## START SELECTED TEXT

Figure 1.1 : Spatial map of a subset of example 'dat' dataset

Figure 1.1 : Spatial map of a subset of example ‘dat’ dataset

It’s important to note that, while plantTracker was designed to be used with small-scale maps of plant occurrence in quadrats, it is conceivably possible to use other styles of map data in plantTracker functions. All that is required is a single mapped basal area (or point location converted to a small polygon) at each time point for each organism (or ramet), and is accompanied by the required metadata detailed above. For example, plantTracker functions could be used to estimate tree demographic rates at the scale of 100 m x 50 m plots.

1.1.1 Get your data into the sf data format

As mentioned above, plantTracker uses the sf R package to deal with spatial data. The map data that plantTracker was built to analyze is inherently spatial, so you need to know how to the basics of dealing with spatial data in R if you want to use plantTracker! There are many good resources to help you orient yourself to working with spatial data in R generally:

And the sf package more specifically:

These resources provide a great orientation, and while I recommend looking over them if you’re new to working with spatial data in R, I’ve included a brief tutorial for uploading shapefiles into R as sf data frames.

## END SELECTED TEXT
## START AVAILABLE DATA

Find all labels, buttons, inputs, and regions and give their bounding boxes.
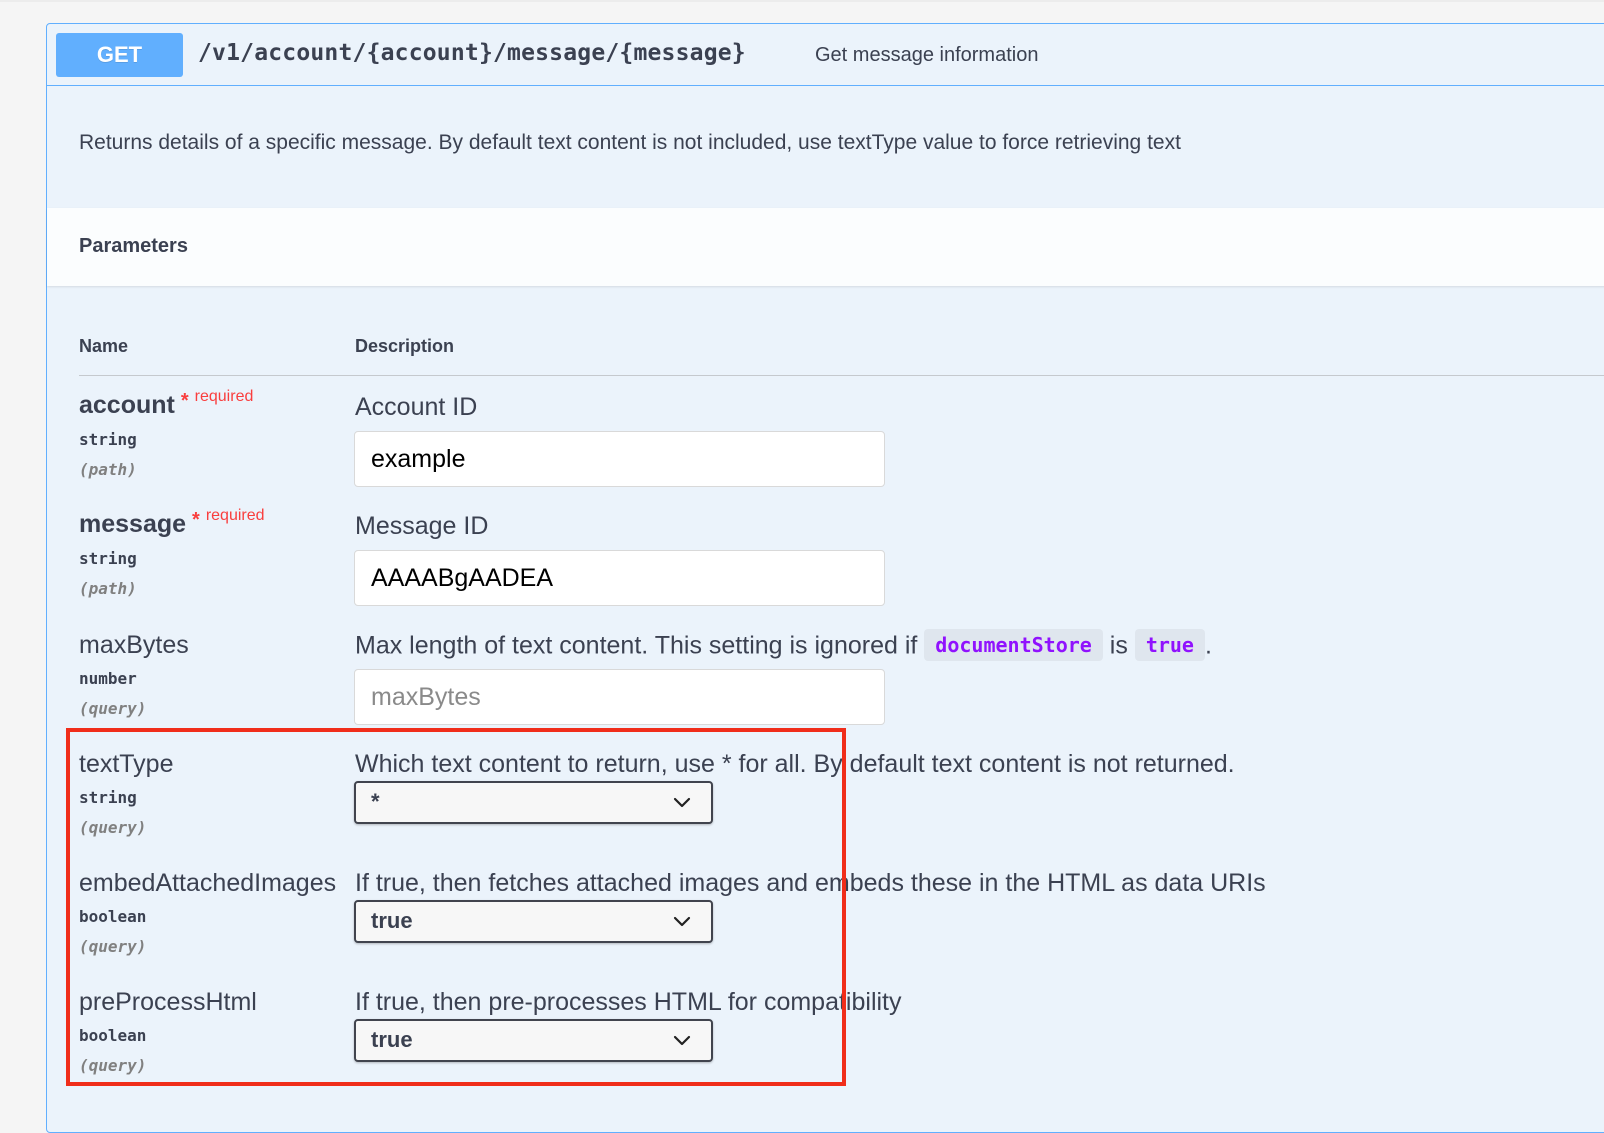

## END AVAILABLE DATA

### [TASKS TO PERFORM]
• A. In the plantTracker excerpt, which R package does plantTracker use to handle spatial data?
• B. Carry on writing the plantTracker excerpt, picking up after its final sentence.

### [TASK ANSWERS]
• A. It uses the sf R package.

• B.
Most of the published chart-quadrat datasets have the map data stored as shapefiles in complex file structures, which can be a bit confusing to navigate. plantTracker requires all of your data (for all species, plots and years) to be in one single data frame. This example shows how you might navigate through a complex file structure to to pull out shapefiles and put them into one single sf data frame. for further analysis with plantTracker. For this example, I’ll use a subset of the data from the Santa Rita Experimental Range in Arizona, which has been published in this data paper. In this dataset, shapefiles for each quadrat are stored in their own folder. Within that folder there are two shapefiles for each year: one that contains map data for polygons, and one that contains data for points. The following code reads in those shapefiles, transforms the points to polygons of a fixed radius, and puts all the data into one sf data frame. If you want to follow along, download the “shapefiles.zip” file from the data paper, un-zip it, and name it “AZ_shapefiles”. The dataset that is the result of this example is the same as part of the “grasslandData” dataset included in plantTracker.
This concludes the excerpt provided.